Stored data
· · · ·

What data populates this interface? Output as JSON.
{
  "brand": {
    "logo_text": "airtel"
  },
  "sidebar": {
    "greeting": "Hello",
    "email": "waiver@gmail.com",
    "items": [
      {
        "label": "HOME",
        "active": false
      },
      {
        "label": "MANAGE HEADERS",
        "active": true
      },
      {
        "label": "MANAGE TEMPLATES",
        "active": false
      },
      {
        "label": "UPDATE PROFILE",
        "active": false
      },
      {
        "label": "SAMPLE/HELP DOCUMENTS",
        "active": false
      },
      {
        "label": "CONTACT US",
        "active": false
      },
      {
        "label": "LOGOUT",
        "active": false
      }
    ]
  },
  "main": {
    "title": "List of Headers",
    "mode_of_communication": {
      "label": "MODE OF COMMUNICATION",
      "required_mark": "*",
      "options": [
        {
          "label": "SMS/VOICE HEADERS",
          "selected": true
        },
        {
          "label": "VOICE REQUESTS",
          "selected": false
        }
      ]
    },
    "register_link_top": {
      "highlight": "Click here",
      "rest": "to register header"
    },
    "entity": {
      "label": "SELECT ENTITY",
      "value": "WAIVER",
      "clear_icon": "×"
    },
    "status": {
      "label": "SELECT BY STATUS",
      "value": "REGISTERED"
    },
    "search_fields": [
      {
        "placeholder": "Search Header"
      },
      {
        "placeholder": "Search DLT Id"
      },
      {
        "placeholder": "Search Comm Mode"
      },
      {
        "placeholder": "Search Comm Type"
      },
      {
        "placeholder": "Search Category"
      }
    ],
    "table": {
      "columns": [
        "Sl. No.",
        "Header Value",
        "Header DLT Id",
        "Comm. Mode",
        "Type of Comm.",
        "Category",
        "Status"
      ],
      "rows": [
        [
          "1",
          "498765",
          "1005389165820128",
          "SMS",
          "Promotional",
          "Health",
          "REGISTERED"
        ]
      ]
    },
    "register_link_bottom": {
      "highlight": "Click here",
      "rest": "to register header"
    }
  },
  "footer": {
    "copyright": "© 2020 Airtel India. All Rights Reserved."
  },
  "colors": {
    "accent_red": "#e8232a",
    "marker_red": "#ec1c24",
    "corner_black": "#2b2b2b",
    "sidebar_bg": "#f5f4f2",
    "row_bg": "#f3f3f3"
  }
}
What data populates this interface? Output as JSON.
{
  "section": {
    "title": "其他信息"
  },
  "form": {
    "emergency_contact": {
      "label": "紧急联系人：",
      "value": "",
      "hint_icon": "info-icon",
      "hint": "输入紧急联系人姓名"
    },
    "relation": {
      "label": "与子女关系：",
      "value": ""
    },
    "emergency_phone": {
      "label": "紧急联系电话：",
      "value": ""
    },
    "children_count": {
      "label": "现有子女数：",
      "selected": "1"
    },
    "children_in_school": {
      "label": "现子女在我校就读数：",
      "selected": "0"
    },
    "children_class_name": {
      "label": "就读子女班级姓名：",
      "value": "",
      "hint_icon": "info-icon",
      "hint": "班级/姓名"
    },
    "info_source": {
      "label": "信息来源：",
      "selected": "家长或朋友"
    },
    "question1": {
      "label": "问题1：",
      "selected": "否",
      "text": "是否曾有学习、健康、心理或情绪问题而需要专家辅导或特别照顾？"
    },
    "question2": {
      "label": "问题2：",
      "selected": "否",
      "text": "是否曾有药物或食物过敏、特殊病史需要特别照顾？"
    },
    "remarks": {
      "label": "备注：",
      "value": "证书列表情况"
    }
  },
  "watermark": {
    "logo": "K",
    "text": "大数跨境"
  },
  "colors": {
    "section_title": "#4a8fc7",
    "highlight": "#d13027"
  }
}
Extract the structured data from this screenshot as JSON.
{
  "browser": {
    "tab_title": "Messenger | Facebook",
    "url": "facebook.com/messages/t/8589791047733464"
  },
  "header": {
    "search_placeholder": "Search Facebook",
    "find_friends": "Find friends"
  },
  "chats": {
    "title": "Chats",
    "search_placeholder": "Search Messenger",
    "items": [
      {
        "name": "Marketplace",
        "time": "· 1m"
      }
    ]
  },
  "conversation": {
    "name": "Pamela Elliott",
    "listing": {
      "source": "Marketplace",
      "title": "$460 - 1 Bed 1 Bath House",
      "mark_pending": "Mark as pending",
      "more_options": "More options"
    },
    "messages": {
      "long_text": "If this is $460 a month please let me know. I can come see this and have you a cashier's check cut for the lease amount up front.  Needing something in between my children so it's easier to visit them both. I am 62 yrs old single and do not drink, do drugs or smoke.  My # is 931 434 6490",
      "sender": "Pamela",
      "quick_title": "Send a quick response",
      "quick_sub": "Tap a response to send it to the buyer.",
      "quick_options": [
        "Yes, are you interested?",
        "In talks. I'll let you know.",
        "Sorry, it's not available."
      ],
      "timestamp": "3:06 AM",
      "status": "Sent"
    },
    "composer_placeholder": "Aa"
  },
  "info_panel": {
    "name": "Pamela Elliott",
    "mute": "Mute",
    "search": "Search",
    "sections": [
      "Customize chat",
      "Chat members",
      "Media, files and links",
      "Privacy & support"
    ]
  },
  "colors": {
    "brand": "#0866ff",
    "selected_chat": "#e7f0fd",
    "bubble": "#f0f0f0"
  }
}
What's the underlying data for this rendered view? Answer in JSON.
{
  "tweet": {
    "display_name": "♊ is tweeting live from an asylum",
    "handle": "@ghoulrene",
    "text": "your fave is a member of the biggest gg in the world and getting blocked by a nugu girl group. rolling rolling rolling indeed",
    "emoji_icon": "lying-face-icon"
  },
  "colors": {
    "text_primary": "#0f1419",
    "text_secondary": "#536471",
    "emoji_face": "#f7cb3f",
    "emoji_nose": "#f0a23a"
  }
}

· · · ·

» WRITTEN PROBLEM
Please quote the data above in full, with no line missing.

» RESULT
What data populates this interface? Output as JSON.
{
  "brand": {
    "logo_text": "airtel"
  },
  "sidebar": {
    "greeting": "Hello",
    "email": "waiver@gmail.com",
    "items": [
      {
        "label": "HOME",
        "active": false
      },
      {
        "label": "MANAGE HEADERS",
        "active": true
      },
      {
        "label": "MANAGE TEMPLATES",
        "active": false
      },
      {
        "label": "UPDATE PROFILE",
        "active": false
      },
      {
        "label": "SAMPLE/HELP DOCUMENTS",
        "active": false
      },
      {
        "label": "CONTACT US",
        "active": false
      },
      {
        "label": "LOGOUT",
        "active": false
      }
    ]
  },
  "main": {
    "title": "List of Headers",
    "mode_of_communication": {
      "label": "MODE OF COMMUNICATION",
      "required_mark": "*",
      "options": [
        {
          "label": "SMS/VOICE HEADERS",
          "selected": true
        },
        {
          "label": "VOICE REQUESTS",
          "selected": false
        }
      ]
    },
    "register_link_top": {
      "highlight": "Click here",
      "rest": "to register header"
    },
    "entity": {
      "label": "SELECT ENTITY",
      "value": "WAIVER",
      "clear_icon": "×"
    },
    "status": {
      "label": "SELECT BY STATUS",
      "value": "REGISTERED"
    },
    "search_fields": [
      {
        "placeholder": "Search Header"
      },
      {
        "placeholder": "Search DLT Id"
      },
      {
        "placeholder": "Search Comm Mode"
      },
      {
        "placeholder": "Search Comm Type"
      },
      {
        "placeholder": "Search Category"
      }
    ],
    "table": {
      "columns": [
        "Sl. No.",
        "Header Value",
        "Header DLT Id",
        "Comm. Mode",
        "Type of Comm.",
        "Category",
        "Status"
      ],
      "rows": [
        [
          "1",
          "498765",
          "1005389165820128",
          "SMS",
          "Promotional",
          "Health",
          "REGISTERED"
        ]
      ]
    },
    "register_link_bottom": {
      "highlight": "Click here",
      "rest": "to register header"
    }
  },
  "footer": {
    "copyright": "© 2020 Airtel India. All Rights Reserved."
  },
  "colors": {
    "accent_red": "#e8232a",
    "marker_red": "#ec1c24",
    "corner_black": "#2b2b2b",
    "sidebar_bg": "#f5f4f2",
    "row_bg": "#f3f3f3"
  }
}
What data populates this interface? Output as JSON.
{
  "section": {
    "title": "其他信息"
  },
  "form": {
    "emergency_contact": {
      "label": "紧急联系人：",
      "value": "",
      "hint_icon": "info-icon",
      "hint": "输入紧急联系人姓名"
    },
    "relation": {
      "label": "与子女关系：",
      "value": ""
    },
    "emergency_phone": {
      "label": "紧急联系电话：",
      "value": ""
    },
    "children_count": {
      "label": "现有子女数：",
      "selected": "1"
    },
    "children_in_school": {
      "label": "现子女在我校就读数：",
      "selected": "0"
    },
    "children_class_name": {
      "label": "就读子女班级姓名：",
      "value": "",
      "hint_icon": "info-icon",
      "hint": "班级/姓名"
    },
    "info_source": {
      "label": "信息来源：",
      "selected": "家长或朋友"
    },
    "question1": {
      "label": "问题1：",
      "selected": "否",
      "text": "是否曾有学习、健康、心理或情绪问题而需要专家辅导或特别照顾？"
    },
    "question2": {
      "label": "问题2：",
      "selected": "否",
      "text": "是否曾有药物或食物过敏、特殊病史需要特别照顾？"
    },
    "remarks": {
      "label": "备注：",
      "value": "证书列表情况"
    }
  },
  "watermark": {
    "logo": "K",
    "text": "大数跨境"
  },
  "colors": {
    "section_title": "#4a8fc7",
    "highlight": "#d13027"
  }
}
Extract the structured data from this screenshot as JSON.
{
  "browser": {
    "tab_title": "Messenger | Facebook",
    "url": "facebook.com/messages/t/8589791047733464"
  },
  "header": {
    "search_placeholder": "Search Facebook",
    "find_friends": "Find friends"
  },
  "chats": {
    "title": "Chats",
    "search_placeholder": "Search Messenger",
    "items": [
      {
        "name": "Marketplace",
        "time": "· 1m"
      }
    ]
  },
  "conversation": {
    "name": "Pamela Elliott",
    "listing": {
      "source": "Marketplace",
      "title": "$460 - 1 Bed 1 Bath House",
      "mark_pending": "Mark as pending",
      "more_options": "More options"
    },
    "messages": {
      "long_text": "If this is $460 a month please let me know. I can come see this and have you a cashier's check cut for the lease amount up front.  Needing something in between my children so it's easier to visit them both. I am 62 yrs old single and do not drink, do drugs or smoke.  My # is 931 434 6490",
      "sender": "Pamela",
      "quick_title": "Send a quick response",
      "quick_sub": "Tap a response to send it to the buyer.",
      "quick_options": [
        "Yes, are you interested?",
        "In talks. I'll let you know.",
        "Sorry, it's not available."
      ],
      "timestamp": "3:06 AM",
      "status": "Sent"
    },
    "composer_placeholder": "Aa"
  },
  "info_panel": {
    "name": "Pamela Elliott",
    "mute": "Mute",
    "search": "Search",
    "sections": [
      "Customize chat",
      "Chat members",
      "Media, files and links",
      "Privacy & support"
    ]
  },
  "colors": {
    "brand": "#0866ff",
    "selected_chat": "#e7f0fd",
    "bubble": "#f0f0f0"
  }
}
What's the underlying data for this rendered view? Answer in JSON.
{
  "tweet": {
    "display_name": "♊ is tweeting live from an asylum",
    "handle": "@ghoulrene",
    "text": "your fave is a member of the biggest gg in the world and getting blocked by a nugu girl group. rolling rolling rolling indeed",
    "emoji_icon": "lying-face-icon"
  },
  "colors": {
    "text_primary": "#0f1419",
    "text_secondary": "#536471",
    "emoji_face": "#f7cb3f",
    "emoji_nose": "#f0a23a"
  }
}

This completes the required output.